• [Exercise requirements] Print out every line, exactly as written.

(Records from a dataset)
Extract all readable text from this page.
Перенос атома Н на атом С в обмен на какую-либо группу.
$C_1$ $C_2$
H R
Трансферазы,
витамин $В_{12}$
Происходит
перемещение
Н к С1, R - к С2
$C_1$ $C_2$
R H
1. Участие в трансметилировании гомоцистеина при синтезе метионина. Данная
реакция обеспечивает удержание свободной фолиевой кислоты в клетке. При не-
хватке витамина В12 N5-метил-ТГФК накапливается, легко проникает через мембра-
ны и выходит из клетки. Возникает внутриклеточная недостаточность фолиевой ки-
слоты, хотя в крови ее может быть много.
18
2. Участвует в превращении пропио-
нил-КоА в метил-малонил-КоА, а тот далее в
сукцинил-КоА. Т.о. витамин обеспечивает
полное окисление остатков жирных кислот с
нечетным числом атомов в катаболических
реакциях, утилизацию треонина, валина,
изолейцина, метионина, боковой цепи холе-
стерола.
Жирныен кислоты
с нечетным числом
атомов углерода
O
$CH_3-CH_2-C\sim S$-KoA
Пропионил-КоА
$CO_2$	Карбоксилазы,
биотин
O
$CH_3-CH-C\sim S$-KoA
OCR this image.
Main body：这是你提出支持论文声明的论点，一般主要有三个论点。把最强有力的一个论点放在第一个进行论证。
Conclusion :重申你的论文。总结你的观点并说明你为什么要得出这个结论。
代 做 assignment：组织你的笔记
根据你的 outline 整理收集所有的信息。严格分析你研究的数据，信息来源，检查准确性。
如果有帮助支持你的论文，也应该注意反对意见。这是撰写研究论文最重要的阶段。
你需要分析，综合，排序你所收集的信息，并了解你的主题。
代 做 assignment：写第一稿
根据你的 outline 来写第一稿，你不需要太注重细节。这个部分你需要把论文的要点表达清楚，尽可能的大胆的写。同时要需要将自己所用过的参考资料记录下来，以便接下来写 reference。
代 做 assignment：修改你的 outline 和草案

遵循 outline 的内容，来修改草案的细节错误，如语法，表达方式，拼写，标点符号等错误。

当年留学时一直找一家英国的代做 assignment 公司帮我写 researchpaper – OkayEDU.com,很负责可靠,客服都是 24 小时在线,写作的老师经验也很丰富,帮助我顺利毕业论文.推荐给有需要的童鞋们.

• [Solved exercise]
Extract all readable text from this page.
Перенос атома Н на атом С в обмен на какую-либо группу.
$C_1$ $C_2$
H R
Трансферазы,
витамин $В_{12}$
Происходит
перемещение
Н к С1, R - к С2
$C_1$ $C_2$
R H
1. Участие в трансметилировании гомоцистеина при синтезе метионина. Данная
реакция обеспечивает удержание свободной фолиевой кислоты в клетке. При не-
хватке витамина В12 N5-метил-ТГФК накапливается, легко проникает через мембра-
ны и выходит из клетки. Возникает внутриклеточная недостаточность фолиевой ки-
слоты, хотя в крови ее может быть много.
18
2. Участвует в превращении пропио-
нил-КоА в метил-малонил-КоА, а тот далее в
сукцинил-КоА. Т.о. витамин обеспечивает
полное окисление остатков жирных кислот с
нечетным числом атомов в катаболических
реакциях, утилизацию треонина, валина,
изолейцина, метионина, боковой цепи холе-
стерола.
Жирныен кислоты
с нечетным числом
атомов углерода
O
$CH_3-CH_2-C\sim S$-KoA
Пропионил-КоА
$CO_2$	Карбоксилазы,
биотин
O
$CH_3-CH-C\sim S$-KoA
OCR this image.
Main body：这是你提出支持论文声明的论点，一般主要有三个论点。把最强有力的一个论点放在第一个进行论证。
Conclusion :重申你的论文。总结你的观点并说明你为什么要得出这个结论。
代 做 assignment：组织你的笔记
根据你的 outline 整理收集所有的信息。严格分析你研究的数据，信息来源，检查准确性。
如果有帮助支持你的论文，也应该注意反对意见。这是撰写研究论文最重要的阶段。
你需要分析，综合，排序你所收集的信息，并了解你的主题。
代 做 assignment：写第一稿
根据你的 outline 来写第一稿，你不需要太注重细节。这个部分你需要把论文的要点表达清楚，尽可能的大胆的写。同时要需要将自己所用过的参考资料记录下来，以便接下来写 reference。
代 做 assignment：修改你的 outline 和草案

遵循 outline 的内容，来修改草案的细节错误，如语法，表达方式，拼写，标点符号等错误。

当年留学时一直找一家英国的代做 assignment 公司帮我写 researchpaper – OkayEDU.com,很负责可靠,客服都是 24 小时在线,写作的老师经验也很丰富,帮助我顺利毕业论文.推荐给有需要的童鞋们.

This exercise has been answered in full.